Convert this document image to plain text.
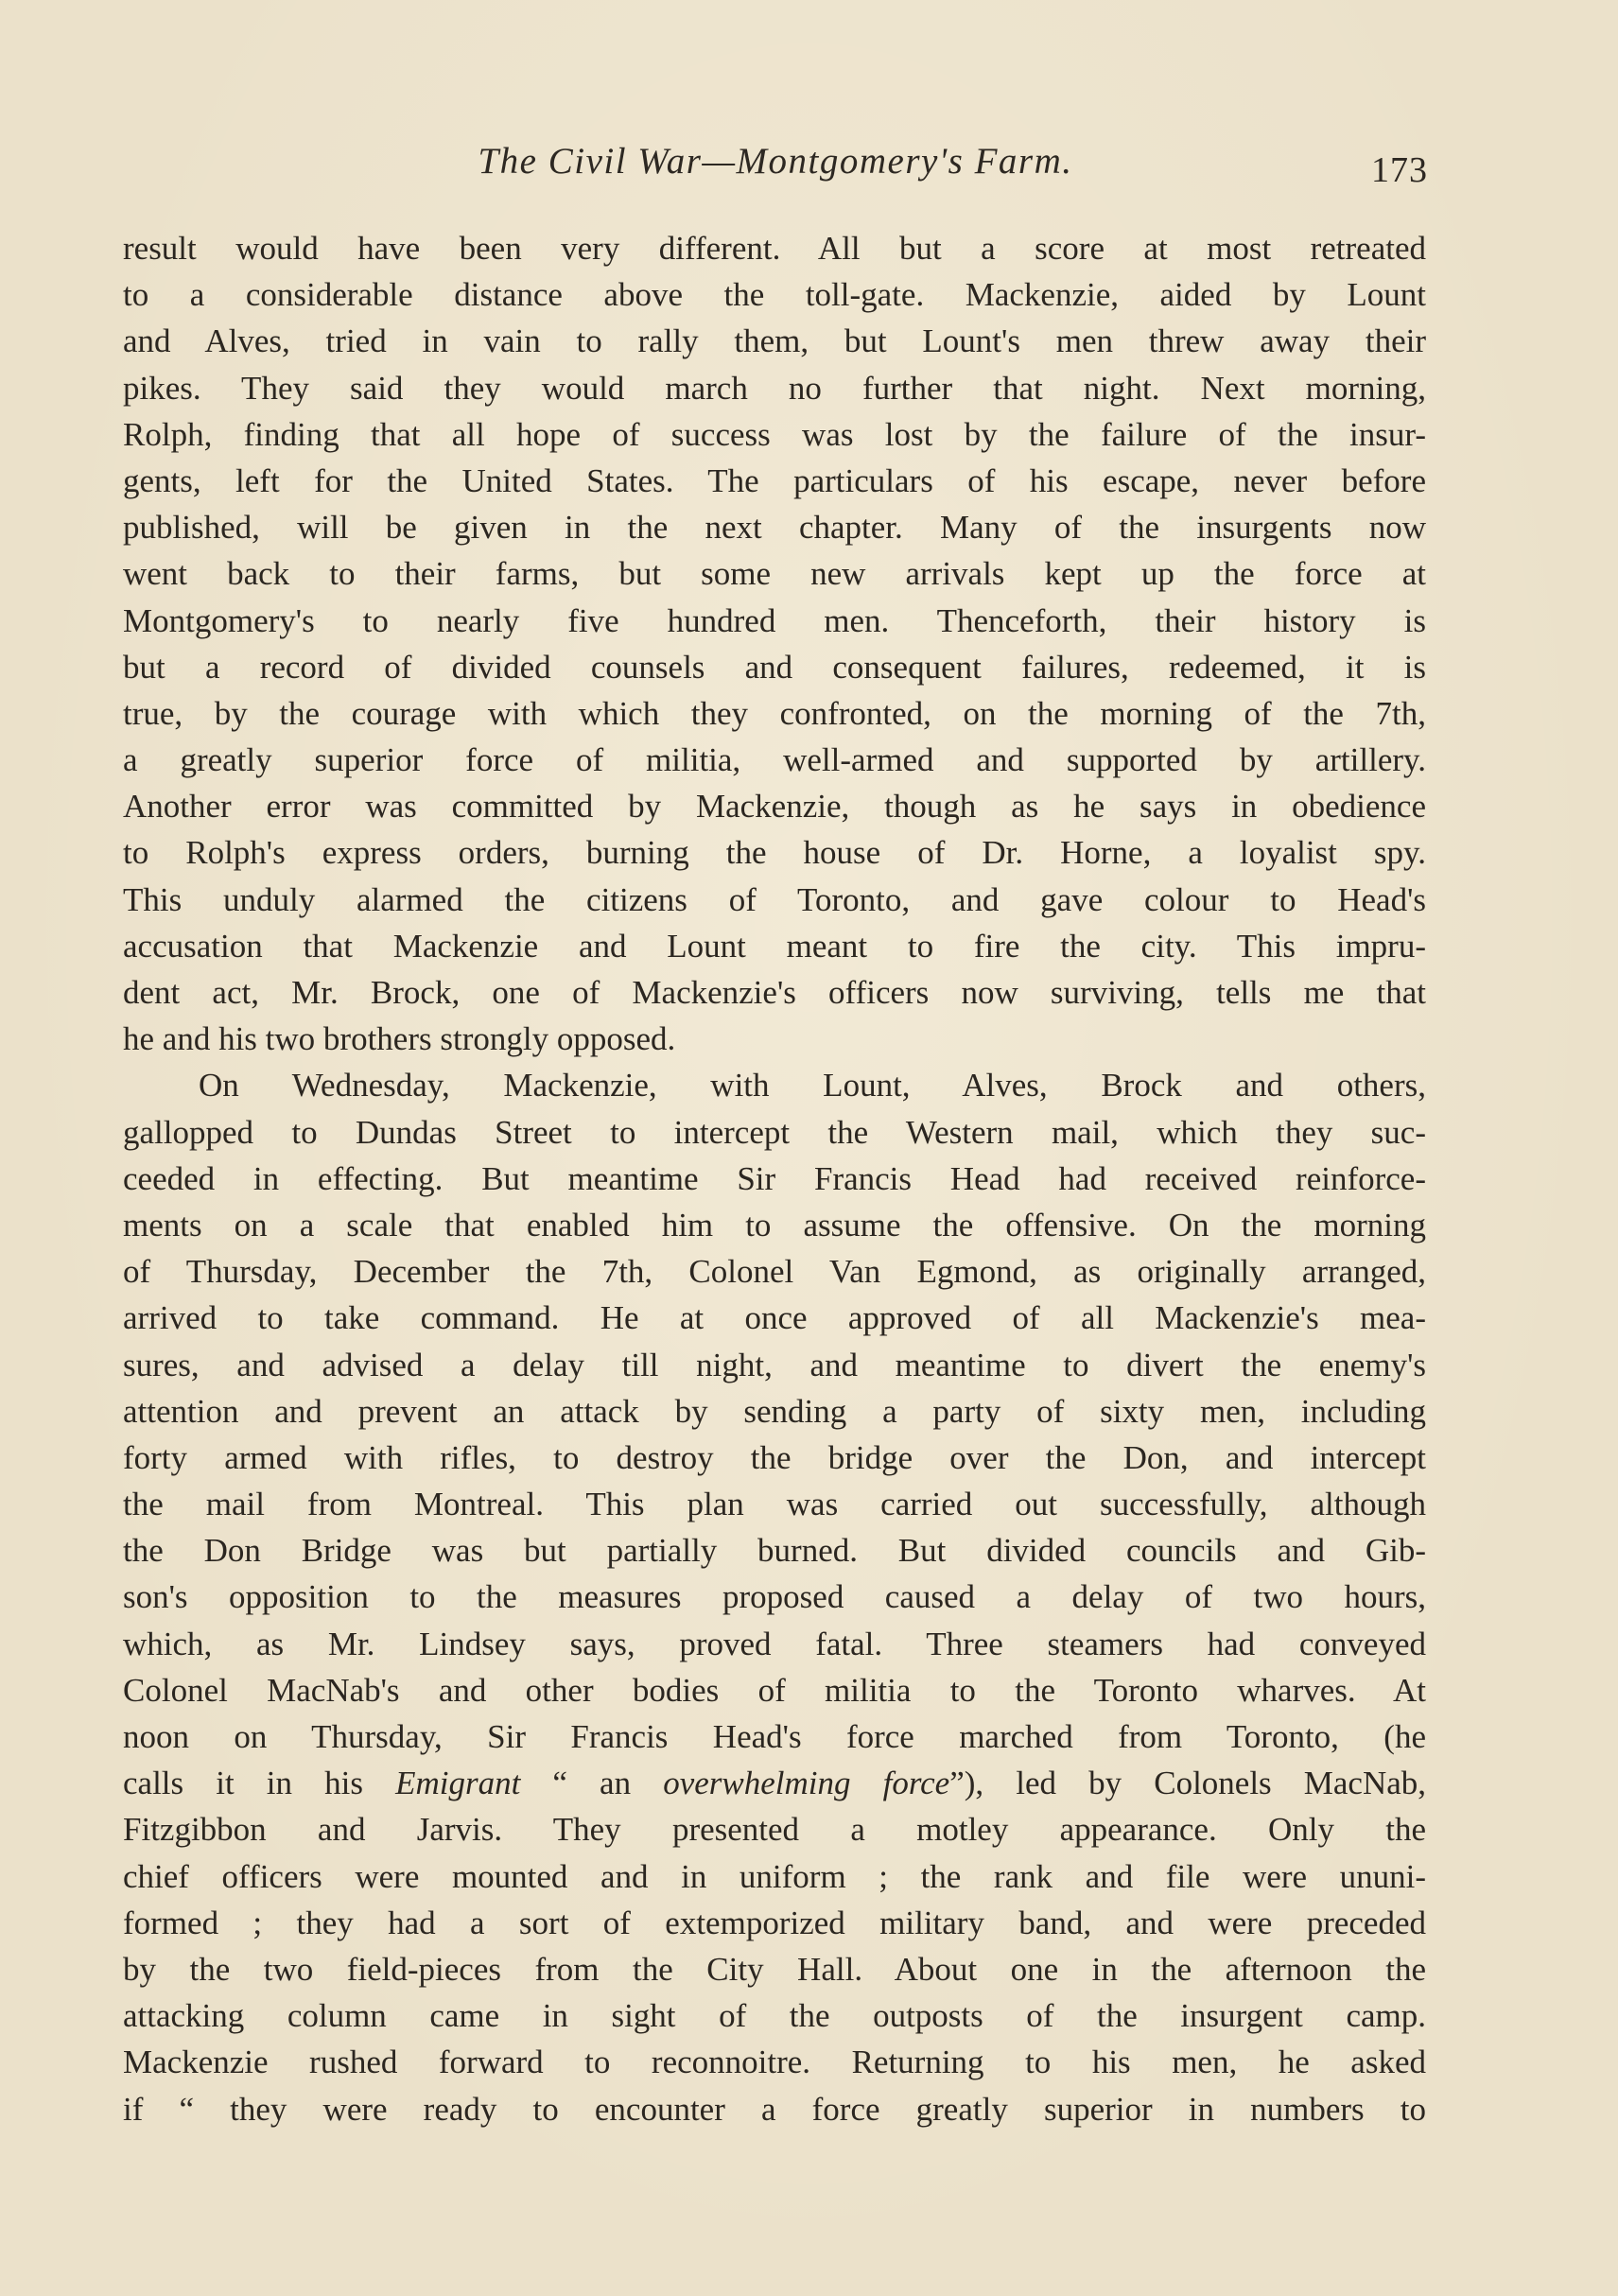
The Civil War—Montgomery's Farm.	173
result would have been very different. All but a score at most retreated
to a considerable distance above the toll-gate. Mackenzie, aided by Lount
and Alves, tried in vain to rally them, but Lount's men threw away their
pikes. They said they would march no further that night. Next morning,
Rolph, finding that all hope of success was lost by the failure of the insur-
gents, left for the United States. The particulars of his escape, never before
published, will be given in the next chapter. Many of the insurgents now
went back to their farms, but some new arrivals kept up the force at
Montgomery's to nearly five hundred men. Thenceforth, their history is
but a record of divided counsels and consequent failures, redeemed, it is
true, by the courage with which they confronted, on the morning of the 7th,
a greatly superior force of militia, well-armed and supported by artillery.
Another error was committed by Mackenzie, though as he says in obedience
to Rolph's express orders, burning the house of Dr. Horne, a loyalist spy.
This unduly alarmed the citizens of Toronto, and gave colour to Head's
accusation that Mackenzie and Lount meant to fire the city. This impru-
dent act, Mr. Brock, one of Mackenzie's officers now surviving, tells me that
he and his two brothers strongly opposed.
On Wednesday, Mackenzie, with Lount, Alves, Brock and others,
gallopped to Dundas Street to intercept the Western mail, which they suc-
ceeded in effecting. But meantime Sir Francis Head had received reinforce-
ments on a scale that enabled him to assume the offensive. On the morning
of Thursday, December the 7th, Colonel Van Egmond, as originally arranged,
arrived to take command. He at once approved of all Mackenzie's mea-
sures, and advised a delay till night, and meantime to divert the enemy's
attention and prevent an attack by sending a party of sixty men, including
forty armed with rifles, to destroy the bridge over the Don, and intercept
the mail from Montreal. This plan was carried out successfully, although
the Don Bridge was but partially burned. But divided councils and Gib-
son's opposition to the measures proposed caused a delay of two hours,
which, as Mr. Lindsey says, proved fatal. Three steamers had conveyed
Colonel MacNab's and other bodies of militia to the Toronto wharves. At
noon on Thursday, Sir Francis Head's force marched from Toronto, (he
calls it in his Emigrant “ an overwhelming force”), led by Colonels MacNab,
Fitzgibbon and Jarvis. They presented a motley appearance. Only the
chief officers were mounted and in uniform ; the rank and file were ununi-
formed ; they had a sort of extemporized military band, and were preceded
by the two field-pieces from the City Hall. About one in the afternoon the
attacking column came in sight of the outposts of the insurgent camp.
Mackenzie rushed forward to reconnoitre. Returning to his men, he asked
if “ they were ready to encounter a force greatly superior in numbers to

Set problem
Filter the records above for lines containing the word "MacNab", and copy those lines.

Task response
Colonel MacNab's and other bodies of militia to the Toronto wharves. At
calls it in his Emigrant “ an overwhelming force”), led by Colonels MacNab,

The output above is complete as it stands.